**Records for this exercise**
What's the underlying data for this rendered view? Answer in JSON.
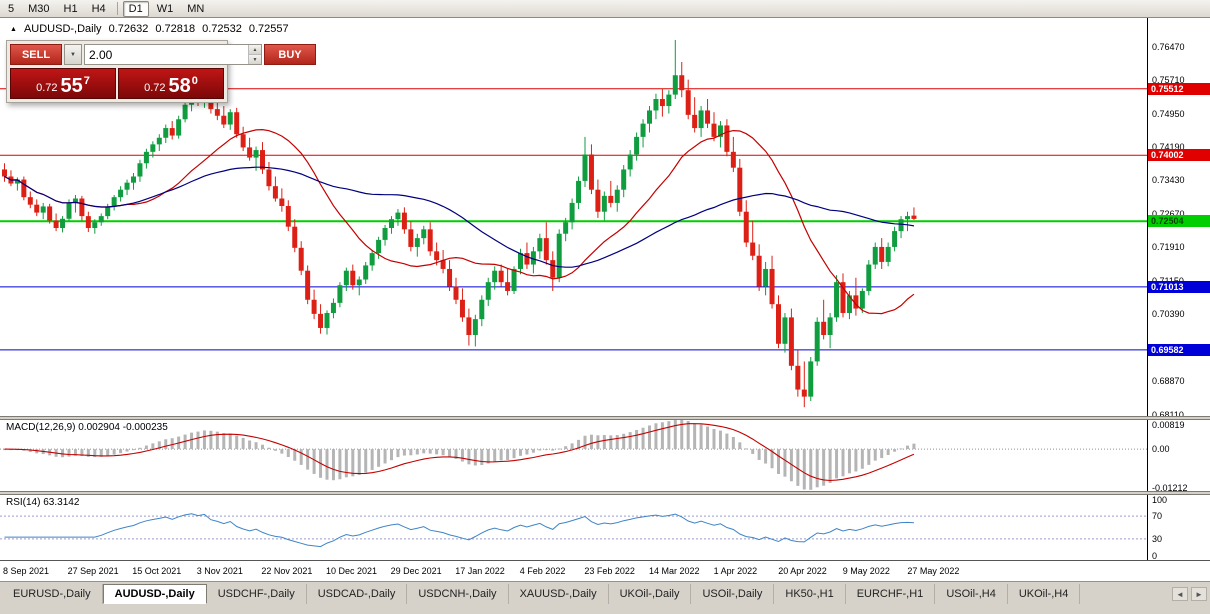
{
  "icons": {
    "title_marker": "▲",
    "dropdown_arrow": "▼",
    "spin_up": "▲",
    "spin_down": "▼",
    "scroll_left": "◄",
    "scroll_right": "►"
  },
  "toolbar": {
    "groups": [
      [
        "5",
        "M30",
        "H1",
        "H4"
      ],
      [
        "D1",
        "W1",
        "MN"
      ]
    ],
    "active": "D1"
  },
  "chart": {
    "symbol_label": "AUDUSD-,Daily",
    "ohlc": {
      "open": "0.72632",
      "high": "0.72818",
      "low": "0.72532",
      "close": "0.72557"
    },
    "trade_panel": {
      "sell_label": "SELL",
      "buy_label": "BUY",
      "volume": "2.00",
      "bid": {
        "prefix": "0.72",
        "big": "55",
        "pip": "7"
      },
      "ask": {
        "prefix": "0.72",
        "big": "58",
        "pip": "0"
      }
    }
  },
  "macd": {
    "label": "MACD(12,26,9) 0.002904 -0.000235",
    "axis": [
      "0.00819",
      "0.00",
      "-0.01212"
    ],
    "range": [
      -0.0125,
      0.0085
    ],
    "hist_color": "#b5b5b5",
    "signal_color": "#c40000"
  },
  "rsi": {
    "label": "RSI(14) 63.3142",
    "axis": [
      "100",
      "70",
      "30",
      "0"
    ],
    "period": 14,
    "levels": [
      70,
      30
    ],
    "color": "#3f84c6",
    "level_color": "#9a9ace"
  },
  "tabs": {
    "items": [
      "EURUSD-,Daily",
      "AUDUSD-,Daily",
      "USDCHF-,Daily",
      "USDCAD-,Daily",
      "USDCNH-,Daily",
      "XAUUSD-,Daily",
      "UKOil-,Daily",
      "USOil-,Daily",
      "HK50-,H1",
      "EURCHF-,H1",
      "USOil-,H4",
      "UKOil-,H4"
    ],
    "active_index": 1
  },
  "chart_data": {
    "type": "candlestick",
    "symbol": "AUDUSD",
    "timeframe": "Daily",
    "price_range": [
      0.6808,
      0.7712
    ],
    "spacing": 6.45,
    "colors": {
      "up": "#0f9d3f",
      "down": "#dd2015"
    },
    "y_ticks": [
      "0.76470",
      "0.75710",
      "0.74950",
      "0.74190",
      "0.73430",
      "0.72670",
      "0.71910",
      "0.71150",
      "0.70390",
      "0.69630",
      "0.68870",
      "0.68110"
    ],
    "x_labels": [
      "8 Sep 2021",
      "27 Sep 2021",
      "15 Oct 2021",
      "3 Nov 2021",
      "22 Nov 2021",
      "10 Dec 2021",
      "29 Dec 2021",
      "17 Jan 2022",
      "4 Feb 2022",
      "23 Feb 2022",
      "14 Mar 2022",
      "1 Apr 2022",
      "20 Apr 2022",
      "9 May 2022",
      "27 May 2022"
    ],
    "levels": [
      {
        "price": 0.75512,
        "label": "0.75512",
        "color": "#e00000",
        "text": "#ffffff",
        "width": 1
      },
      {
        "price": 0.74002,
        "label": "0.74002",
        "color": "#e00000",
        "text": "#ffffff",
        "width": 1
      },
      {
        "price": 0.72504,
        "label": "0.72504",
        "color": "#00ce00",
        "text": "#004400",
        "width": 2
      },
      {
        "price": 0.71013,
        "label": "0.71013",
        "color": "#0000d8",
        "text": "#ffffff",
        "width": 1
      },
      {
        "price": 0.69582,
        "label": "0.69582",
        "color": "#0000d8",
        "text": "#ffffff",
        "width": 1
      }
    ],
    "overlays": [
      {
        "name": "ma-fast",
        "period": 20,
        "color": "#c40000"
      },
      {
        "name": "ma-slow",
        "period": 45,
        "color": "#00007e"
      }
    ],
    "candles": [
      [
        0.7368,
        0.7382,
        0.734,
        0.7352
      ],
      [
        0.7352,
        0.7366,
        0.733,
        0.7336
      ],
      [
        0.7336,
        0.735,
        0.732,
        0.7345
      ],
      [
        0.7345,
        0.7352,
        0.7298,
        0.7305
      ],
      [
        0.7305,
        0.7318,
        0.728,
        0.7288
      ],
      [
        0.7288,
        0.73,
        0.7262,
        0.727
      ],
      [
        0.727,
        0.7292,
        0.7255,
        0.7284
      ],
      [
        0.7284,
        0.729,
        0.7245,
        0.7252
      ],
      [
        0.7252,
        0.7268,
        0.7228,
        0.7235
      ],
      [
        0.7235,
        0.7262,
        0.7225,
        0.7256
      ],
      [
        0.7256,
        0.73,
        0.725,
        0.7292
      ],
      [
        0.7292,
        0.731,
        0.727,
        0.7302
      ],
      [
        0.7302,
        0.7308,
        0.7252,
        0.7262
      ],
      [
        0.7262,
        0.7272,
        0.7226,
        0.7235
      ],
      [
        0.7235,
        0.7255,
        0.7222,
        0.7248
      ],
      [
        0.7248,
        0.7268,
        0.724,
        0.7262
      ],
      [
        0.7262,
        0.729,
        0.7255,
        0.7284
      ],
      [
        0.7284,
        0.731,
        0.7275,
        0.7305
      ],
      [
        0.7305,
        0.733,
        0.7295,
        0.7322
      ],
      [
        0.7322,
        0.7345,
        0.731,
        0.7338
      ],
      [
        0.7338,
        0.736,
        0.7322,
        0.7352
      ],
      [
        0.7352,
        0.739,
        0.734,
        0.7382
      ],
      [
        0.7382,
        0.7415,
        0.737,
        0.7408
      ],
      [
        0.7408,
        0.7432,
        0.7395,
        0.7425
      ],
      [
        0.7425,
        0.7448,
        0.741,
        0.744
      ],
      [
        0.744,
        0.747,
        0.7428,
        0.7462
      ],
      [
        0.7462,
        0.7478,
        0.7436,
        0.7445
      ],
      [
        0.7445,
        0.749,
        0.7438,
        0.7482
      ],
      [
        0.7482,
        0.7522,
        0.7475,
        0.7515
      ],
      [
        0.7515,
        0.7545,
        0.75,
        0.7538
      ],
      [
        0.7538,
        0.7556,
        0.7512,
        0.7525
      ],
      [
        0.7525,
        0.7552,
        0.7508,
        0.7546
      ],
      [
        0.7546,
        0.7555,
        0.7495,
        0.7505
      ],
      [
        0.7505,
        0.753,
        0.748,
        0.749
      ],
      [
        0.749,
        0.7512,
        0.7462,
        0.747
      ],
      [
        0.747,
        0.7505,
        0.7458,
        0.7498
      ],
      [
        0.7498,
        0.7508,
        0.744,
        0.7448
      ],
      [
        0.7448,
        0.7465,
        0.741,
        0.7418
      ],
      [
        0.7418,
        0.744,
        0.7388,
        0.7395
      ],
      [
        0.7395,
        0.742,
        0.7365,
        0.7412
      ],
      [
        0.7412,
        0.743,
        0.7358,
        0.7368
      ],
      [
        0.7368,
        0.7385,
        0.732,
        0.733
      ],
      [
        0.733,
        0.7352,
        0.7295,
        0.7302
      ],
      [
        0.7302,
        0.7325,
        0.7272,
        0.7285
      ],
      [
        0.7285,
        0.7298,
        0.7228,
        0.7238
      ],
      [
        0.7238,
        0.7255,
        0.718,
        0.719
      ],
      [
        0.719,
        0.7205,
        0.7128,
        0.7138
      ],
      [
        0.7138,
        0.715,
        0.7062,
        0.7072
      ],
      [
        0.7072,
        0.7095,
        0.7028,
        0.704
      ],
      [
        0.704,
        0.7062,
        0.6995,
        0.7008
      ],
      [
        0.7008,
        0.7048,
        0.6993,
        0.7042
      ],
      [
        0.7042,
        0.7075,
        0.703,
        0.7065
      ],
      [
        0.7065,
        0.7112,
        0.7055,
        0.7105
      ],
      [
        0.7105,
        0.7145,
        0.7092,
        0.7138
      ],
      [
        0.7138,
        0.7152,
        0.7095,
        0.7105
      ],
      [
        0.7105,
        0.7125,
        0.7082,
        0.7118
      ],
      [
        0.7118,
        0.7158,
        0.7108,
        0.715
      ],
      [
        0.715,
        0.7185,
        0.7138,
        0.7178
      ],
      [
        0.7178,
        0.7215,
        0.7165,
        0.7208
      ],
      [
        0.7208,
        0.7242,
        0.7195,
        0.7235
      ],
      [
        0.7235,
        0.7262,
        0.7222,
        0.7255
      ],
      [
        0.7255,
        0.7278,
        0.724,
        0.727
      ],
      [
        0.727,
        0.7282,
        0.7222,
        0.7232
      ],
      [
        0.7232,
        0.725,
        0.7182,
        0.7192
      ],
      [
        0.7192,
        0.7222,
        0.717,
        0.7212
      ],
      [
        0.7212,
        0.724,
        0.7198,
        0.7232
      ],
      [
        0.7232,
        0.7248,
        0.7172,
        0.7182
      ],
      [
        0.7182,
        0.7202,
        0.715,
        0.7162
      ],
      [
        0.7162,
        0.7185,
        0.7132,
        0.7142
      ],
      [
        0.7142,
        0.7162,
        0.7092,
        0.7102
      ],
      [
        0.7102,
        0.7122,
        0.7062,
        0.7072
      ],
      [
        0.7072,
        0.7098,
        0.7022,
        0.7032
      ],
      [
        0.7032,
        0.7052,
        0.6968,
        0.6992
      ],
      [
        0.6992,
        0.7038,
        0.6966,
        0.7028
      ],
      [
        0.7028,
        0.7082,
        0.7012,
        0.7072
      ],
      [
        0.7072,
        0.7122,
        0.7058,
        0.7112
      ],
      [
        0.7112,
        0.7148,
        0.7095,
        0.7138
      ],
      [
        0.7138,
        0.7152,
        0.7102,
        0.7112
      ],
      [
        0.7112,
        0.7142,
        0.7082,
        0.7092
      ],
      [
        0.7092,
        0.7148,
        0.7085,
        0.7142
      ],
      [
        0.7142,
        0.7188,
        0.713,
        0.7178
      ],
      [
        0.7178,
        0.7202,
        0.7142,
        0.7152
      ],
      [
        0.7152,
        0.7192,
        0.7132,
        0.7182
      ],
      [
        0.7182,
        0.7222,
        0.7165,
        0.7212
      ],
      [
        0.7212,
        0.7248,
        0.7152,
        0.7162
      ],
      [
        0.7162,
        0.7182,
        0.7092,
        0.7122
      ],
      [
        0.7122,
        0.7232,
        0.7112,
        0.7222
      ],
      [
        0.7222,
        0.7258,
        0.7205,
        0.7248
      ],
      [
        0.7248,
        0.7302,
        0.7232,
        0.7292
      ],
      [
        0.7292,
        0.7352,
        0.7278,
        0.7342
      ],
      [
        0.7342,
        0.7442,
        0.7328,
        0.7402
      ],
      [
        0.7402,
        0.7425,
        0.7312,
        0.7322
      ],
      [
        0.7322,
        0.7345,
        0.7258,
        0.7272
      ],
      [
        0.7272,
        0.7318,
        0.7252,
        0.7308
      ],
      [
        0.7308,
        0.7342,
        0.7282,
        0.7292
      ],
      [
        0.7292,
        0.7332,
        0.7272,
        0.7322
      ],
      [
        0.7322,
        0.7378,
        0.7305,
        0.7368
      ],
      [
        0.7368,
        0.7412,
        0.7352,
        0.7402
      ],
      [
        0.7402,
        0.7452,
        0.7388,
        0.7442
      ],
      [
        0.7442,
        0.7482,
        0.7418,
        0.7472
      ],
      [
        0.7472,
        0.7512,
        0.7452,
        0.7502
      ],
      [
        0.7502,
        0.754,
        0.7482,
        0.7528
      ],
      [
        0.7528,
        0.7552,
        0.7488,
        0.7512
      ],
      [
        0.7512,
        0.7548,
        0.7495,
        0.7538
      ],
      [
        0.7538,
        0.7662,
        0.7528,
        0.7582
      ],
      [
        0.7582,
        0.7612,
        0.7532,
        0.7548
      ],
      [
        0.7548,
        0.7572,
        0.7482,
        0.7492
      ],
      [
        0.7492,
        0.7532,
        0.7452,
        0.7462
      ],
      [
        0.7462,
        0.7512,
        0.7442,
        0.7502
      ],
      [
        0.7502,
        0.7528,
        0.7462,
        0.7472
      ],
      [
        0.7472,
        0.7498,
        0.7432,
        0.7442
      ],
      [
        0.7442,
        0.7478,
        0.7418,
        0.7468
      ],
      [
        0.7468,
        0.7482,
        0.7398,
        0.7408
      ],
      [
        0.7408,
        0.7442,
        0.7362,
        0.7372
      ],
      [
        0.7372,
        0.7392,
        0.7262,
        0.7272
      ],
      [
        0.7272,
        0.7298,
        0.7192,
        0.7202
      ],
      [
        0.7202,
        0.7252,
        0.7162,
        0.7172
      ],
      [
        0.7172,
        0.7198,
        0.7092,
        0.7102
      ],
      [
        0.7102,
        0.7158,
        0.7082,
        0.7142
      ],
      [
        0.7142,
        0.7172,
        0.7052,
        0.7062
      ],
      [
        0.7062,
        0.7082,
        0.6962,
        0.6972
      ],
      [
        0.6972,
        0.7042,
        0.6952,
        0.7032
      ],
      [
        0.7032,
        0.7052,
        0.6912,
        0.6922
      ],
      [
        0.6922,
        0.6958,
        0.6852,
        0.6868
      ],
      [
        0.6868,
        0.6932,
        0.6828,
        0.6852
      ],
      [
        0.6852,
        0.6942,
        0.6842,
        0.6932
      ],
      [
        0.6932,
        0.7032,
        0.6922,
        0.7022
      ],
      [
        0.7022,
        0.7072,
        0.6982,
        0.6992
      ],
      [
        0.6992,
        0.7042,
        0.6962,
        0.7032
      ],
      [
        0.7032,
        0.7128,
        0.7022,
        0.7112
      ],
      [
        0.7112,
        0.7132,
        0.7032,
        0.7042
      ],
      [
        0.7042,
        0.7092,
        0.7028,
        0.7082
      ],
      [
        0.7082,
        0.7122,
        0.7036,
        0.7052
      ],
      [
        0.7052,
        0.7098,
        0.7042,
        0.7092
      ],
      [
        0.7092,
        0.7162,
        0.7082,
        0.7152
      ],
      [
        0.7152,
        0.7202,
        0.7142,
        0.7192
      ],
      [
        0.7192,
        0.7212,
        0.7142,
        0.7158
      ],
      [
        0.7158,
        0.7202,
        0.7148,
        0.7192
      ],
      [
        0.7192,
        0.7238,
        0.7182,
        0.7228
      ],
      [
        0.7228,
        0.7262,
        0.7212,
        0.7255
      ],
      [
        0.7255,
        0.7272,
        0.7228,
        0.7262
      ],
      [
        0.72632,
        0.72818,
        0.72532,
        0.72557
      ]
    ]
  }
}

**Exercise**
Read the entries and pick out all lines that include the word "Daily".

**Written reply**
    "symbol_label": "AUDUSD-,Daily",
      "EURUSD-,Daily",
      "AUDUSD-,Daily",
      "USDCHF-,Daily",
      "USDCAD-,Daily",
      "USDCNH-,Daily",
      "XAUUSD-,Daily",
      "UKOil-,Daily",
      "USOil-,Daily",
    "timeframe": "Daily",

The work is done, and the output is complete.